** START Records to use **

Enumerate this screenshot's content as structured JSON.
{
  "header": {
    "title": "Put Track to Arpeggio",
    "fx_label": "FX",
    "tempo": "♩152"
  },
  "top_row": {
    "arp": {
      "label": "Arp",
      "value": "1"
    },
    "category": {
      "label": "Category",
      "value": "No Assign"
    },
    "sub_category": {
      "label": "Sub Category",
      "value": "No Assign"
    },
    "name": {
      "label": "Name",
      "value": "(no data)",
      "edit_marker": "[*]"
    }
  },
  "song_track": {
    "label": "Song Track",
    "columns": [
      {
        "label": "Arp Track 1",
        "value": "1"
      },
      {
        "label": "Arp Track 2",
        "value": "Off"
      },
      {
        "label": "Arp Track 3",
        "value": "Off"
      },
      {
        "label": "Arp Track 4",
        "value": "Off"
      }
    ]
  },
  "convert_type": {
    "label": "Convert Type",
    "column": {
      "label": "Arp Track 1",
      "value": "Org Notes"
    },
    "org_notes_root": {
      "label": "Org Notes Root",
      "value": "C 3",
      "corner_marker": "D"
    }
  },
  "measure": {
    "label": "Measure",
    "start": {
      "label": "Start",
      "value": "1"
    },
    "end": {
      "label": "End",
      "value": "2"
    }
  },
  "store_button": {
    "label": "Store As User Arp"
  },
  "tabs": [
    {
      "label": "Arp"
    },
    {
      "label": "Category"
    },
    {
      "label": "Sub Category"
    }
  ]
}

** END Records to use **
** START Records to use **

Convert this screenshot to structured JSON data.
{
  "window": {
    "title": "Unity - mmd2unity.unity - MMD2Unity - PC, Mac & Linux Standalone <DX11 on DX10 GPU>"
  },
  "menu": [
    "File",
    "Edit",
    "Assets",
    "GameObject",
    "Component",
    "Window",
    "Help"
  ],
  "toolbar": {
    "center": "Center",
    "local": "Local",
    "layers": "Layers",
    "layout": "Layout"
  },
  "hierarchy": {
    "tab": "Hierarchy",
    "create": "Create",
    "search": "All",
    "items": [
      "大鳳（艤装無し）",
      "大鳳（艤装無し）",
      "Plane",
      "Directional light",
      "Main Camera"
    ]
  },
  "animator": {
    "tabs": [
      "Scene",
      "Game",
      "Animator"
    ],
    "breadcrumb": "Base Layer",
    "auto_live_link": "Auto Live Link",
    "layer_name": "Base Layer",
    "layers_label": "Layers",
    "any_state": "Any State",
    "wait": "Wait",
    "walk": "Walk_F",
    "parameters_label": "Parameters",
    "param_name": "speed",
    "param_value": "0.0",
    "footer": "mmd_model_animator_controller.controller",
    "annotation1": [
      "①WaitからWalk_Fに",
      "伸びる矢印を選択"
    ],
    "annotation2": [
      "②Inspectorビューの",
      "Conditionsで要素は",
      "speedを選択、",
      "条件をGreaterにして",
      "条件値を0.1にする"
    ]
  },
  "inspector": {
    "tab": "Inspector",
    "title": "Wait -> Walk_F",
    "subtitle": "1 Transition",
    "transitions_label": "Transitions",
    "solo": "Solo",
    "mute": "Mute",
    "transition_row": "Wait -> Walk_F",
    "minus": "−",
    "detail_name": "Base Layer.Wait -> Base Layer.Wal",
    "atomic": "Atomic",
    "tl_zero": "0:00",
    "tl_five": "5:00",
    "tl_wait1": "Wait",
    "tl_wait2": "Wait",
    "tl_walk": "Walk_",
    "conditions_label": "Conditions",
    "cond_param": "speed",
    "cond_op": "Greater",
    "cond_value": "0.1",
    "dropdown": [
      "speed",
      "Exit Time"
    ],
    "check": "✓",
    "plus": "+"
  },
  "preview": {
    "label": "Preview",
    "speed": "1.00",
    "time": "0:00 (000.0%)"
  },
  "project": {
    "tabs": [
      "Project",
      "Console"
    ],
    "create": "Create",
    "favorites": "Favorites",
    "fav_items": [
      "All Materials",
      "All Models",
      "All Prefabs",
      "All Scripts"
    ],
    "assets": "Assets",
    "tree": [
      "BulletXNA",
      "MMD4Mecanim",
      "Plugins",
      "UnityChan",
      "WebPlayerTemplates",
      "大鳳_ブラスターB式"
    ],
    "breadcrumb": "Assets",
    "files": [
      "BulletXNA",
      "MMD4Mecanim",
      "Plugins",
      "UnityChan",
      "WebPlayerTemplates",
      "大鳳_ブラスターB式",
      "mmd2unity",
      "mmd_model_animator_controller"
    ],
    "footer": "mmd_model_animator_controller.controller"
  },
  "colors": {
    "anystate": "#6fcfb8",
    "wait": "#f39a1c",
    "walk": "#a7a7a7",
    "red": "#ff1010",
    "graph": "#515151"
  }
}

** END Records to use **
** START Records to use **

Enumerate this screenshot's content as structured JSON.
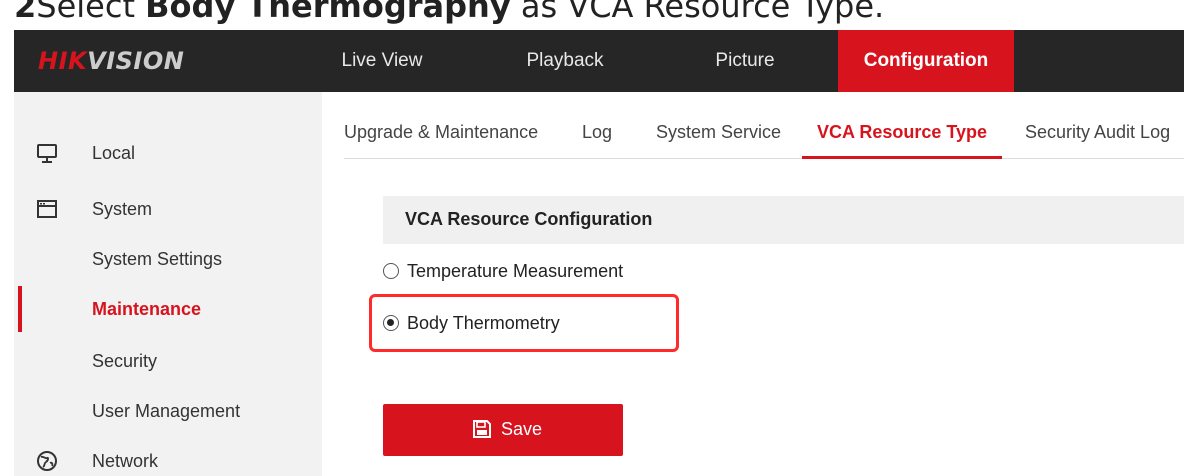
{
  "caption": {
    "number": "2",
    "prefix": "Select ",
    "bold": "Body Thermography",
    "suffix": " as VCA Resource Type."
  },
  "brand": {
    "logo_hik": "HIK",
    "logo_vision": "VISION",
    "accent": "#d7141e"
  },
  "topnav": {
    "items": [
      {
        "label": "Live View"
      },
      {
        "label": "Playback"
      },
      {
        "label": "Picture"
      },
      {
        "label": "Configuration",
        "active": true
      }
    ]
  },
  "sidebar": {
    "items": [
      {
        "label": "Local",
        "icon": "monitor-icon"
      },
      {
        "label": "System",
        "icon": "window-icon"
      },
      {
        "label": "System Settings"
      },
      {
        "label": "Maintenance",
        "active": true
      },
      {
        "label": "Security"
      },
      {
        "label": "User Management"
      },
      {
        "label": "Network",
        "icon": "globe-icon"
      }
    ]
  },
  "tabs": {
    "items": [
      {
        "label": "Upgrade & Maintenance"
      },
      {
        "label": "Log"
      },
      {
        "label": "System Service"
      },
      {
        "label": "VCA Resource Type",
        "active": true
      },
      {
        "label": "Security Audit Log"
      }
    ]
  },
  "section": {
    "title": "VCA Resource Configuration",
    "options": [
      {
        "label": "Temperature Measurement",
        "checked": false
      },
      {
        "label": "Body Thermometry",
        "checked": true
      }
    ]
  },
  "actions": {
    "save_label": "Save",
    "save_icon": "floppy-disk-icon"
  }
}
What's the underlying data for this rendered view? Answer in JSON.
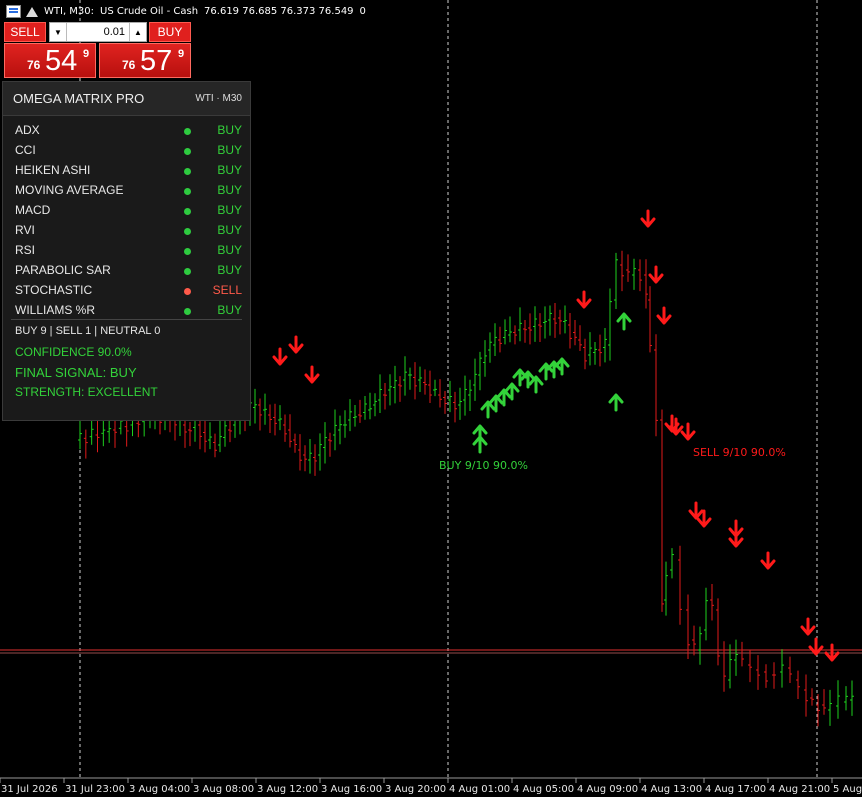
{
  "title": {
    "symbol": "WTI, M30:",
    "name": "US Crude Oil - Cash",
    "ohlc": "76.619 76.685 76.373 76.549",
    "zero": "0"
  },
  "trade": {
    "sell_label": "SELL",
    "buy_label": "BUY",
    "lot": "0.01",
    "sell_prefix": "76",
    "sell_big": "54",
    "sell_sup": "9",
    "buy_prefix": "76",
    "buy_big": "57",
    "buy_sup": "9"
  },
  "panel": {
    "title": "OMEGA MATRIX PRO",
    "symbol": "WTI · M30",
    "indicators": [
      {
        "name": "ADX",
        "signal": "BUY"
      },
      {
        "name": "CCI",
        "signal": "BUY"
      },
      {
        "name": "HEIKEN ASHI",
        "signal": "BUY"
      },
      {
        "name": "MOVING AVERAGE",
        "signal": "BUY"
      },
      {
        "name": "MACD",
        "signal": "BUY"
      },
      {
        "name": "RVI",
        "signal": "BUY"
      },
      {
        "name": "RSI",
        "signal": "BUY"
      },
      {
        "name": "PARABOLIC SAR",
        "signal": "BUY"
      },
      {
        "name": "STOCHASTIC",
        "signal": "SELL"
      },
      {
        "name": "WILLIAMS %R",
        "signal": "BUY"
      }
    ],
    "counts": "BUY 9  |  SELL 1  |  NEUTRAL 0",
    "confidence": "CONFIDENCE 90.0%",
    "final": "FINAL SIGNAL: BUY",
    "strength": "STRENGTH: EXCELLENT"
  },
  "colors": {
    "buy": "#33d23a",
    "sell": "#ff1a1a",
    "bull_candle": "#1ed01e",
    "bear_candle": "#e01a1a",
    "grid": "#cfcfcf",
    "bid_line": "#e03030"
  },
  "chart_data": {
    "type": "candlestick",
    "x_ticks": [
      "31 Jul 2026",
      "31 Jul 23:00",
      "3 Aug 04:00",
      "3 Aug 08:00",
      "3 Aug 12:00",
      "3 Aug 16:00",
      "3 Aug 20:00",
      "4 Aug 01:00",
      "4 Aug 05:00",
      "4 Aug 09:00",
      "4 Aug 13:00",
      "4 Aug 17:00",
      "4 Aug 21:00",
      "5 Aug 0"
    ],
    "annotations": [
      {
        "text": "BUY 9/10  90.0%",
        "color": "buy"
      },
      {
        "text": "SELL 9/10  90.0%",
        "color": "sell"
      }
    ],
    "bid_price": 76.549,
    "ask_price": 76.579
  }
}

** END Records to use **

To be done: Out of the records, collect only those lines that contain the string "this".

Exercise answer:
Enumerate this screenshot's content as structured JSON.
Convert this screenshot to structured JSON data.
Enumerate this screenshot's content as structured JSON.
What's the underlying data for this rendered view? Answer in JSON.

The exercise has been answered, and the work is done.